Your goal. Copy out the entries in full and with complete accuracy; pictures are excluded.

□ □ □ □

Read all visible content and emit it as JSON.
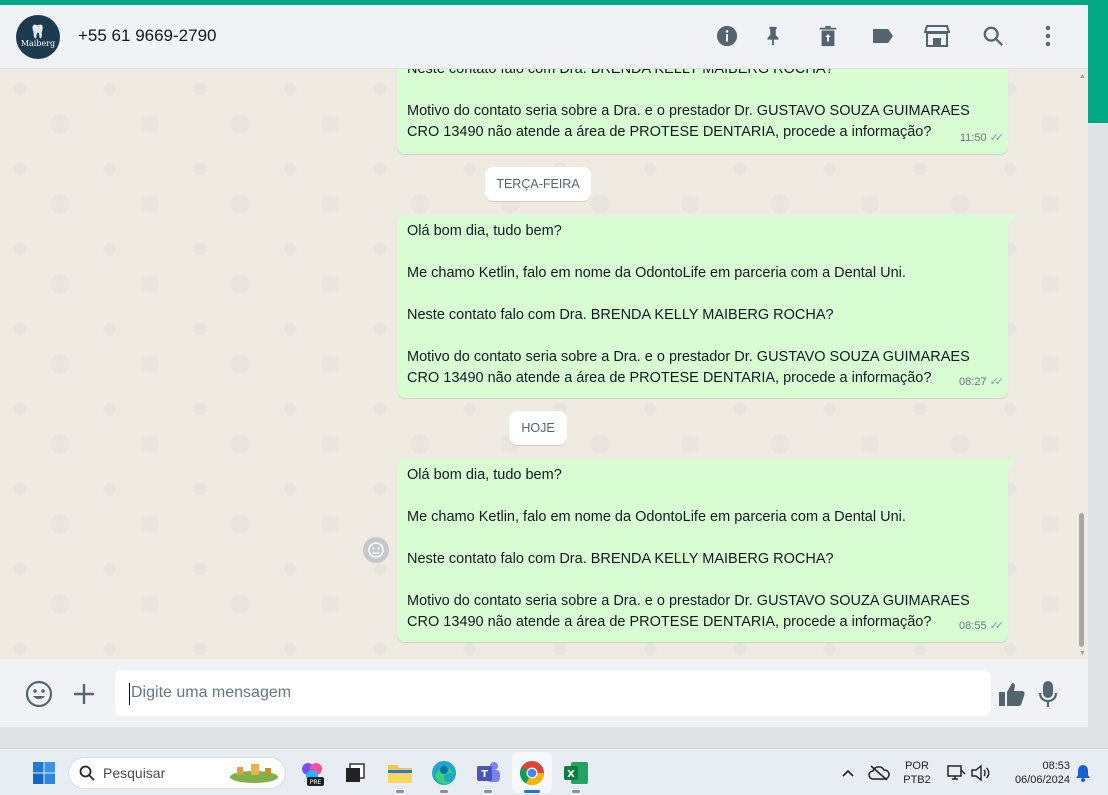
{
  "header": {
    "avatar_text": "Maiberg",
    "contact": "+55 61 9669-2790"
  },
  "messages": [
    {
      "paragraphs": [
        "Neste contato falo com Dra. BRENDA KELLY MAIBERG ROCHA?",
        "Motivo do contato seria sobre a Dra. e o prestador Dr. GUSTAVO SOUZA GUIMARAES CRO 13490 não atende a área de PROTESE DENTARIA, procede a informação?"
      ],
      "time": "11:50"
    },
    {
      "paragraphs": [
        "Olá bom dia, tudo bem?",
        "Me chamo Ketlin, falo em nome da OdontoLife em parceria com a Dental Uni.",
        "Neste contato falo com Dra. BRENDA KELLY MAIBERG ROCHA?",
        "Motivo do contato seria sobre a Dra. e o prestador Dr. GUSTAVO SOUZA GUIMARAES CRO 13490 não atende a área de PROTESE DENTARIA, procede a informação?"
      ],
      "time": "08:27"
    },
    {
      "paragraphs": [
        "Olá bom dia, tudo bem?",
        "Me chamo Ketlin, falo em nome da OdontoLife em parceria com a Dental Uni.",
        "Neste contato falo com Dra. BRENDA KELLY MAIBERG ROCHA?",
        "Motivo do contato seria sobre a Dra. e o prestador Dr. GUSTAVO SOUZA GUIMARAES CRO 13490 não atende a área de PROTESE DENTARIA, procede a informação?"
      ],
      "time": "08:55"
    }
  ],
  "day_chips": [
    "TERÇA-FEIRA",
    "HOJE"
  ],
  "composer": {
    "placeholder": "Digite uma mensagem"
  },
  "taskbar": {
    "search_label": "Pesquisar",
    "copilot_badge": "PRE",
    "lang_line1": "POR",
    "lang_line2": "PTB2",
    "clock_time": "08:53",
    "clock_date": "06/06/2024"
  },
  "colors": {
    "accent": "#00a884",
    "outgoing_bubble": "#d9fdd3",
    "chat_bg": "#efeae2"
  }
}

□ □ □ □

Solution to this exercise.
Read all visible content and emit it as JSON.
{
  "header": {
    "avatar_text": "Maiberg",
    "contact": "+55 61 9669-2790"
  },
  "messages": [
    {
      "paragraphs": [
        "Neste contato falo com Dra. BRENDA KELLY MAIBERG ROCHA?",
        "Motivo do contato seria sobre a Dra. e o prestador Dr. GUSTAVO SOUZA GUIMARAES CRO 13490 não atende a área de PROTESE DENTARIA, procede a informação?"
      ],
      "time": "11:50"
    },
    {
      "paragraphs": [
        "Olá bom dia, tudo bem?",
        "Me chamo Ketlin, falo em nome da OdontoLife em parceria com a Dental Uni.",
        "Neste contato falo com Dra. BRENDA KELLY MAIBERG ROCHA?",
        "Motivo do contato seria sobre a Dra. e o prestador Dr. GUSTAVO SOUZA GUIMARAES CRO 13490 não atende a área de PROTESE DENTARIA, procede a informação?"
      ],
      "time": "08:27"
    },
    {
      "paragraphs": [
        "Olá bom dia, tudo bem?",
        "Me chamo Ketlin, falo em nome da OdontoLife em parceria com a Dental Uni.",
        "Neste contato falo com Dra. BRENDA KELLY MAIBERG ROCHA?",
        "Motivo do contato seria sobre a Dra. e o prestador Dr. GUSTAVO SOUZA GUIMARAES CRO 13490 não atende a área de PROTESE DENTARIA, procede a informação?"
      ],
      "time": "08:55"
    }
  ],
  "day_chips": [
    "TERÇA-FEIRA",
    "HOJE"
  ],
  "composer": {
    "placeholder": "Digite uma mensagem"
  },
  "taskbar": {
    "search_label": "Pesquisar",
    "copilot_badge": "PRE",
    "lang_line1": "POR",
    "lang_line2": "PTB2",
    "clock_time": "08:53",
    "clock_date": "06/06/2024"
  },
  "colors": {
    "accent": "#00a884",
    "outgoing_bubble": "#d9fdd3",
    "chat_bg": "#efeae2"
  }
}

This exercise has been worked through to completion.